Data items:
════════
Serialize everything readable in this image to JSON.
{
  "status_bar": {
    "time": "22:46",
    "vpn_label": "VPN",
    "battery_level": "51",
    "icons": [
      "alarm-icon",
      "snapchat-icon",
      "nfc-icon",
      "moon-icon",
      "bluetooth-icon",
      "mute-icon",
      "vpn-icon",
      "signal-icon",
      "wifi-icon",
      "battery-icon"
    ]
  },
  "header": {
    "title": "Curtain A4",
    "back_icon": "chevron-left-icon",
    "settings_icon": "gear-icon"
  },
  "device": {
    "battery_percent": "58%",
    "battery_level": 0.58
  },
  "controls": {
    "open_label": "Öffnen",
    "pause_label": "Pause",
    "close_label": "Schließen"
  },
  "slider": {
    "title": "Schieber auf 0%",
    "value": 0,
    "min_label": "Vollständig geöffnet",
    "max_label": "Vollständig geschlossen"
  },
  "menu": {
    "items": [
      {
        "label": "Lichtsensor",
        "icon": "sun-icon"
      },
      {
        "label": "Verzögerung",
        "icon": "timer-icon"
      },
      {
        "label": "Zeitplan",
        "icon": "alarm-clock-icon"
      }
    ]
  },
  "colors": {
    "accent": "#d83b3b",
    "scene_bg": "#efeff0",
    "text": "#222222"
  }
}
════════
→ What is expected:
Reproduce the listing in full. Keep it exactly as written.

→ Finished answer:
Serialize everything readable in this image to JSON.
{
  "status_bar": {
    "time": "22:46",
    "vpn_label": "VPN",
    "battery_level": "51",
    "icons": [
      "alarm-icon",
      "snapchat-icon",
      "nfc-icon",
      "moon-icon",
      "bluetooth-icon",
      "mute-icon",
      "vpn-icon",
      "signal-icon",
      "wifi-icon",
      "battery-icon"
    ]
  },
  "header": {
    "title": "Curtain A4",
    "back_icon": "chevron-left-icon",
    "settings_icon": "gear-icon"
  },
  "device": {
    "battery_percent": "58%",
    "battery_level": 0.58
  },
  "controls": {
    "open_label": "Öffnen",
    "pause_label": "Pause",
    "close_label": "Schließen"
  },
  "slider": {
    "title": "Schieber auf 0%",
    "value": 0,
    "min_label": "Vollständig geöffnet",
    "max_label": "Vollständig geschlossen"
  },
  "menu": {
    "items": [
      {
        "label": "Lichtsensor",
        "icon": "sun-icon"
      },
      {
        "label": "Verzögerung",
        "icon": "timer-icon"
      },
      {
        "label": "Zeitplan",
        "icon": "alarm-clock-icon"
      }
    ]
  },
  "colors": {
    "accent": "#d83b3b",
    "scene_bg": "#efeff0",
    "text": "#222222"
  }
}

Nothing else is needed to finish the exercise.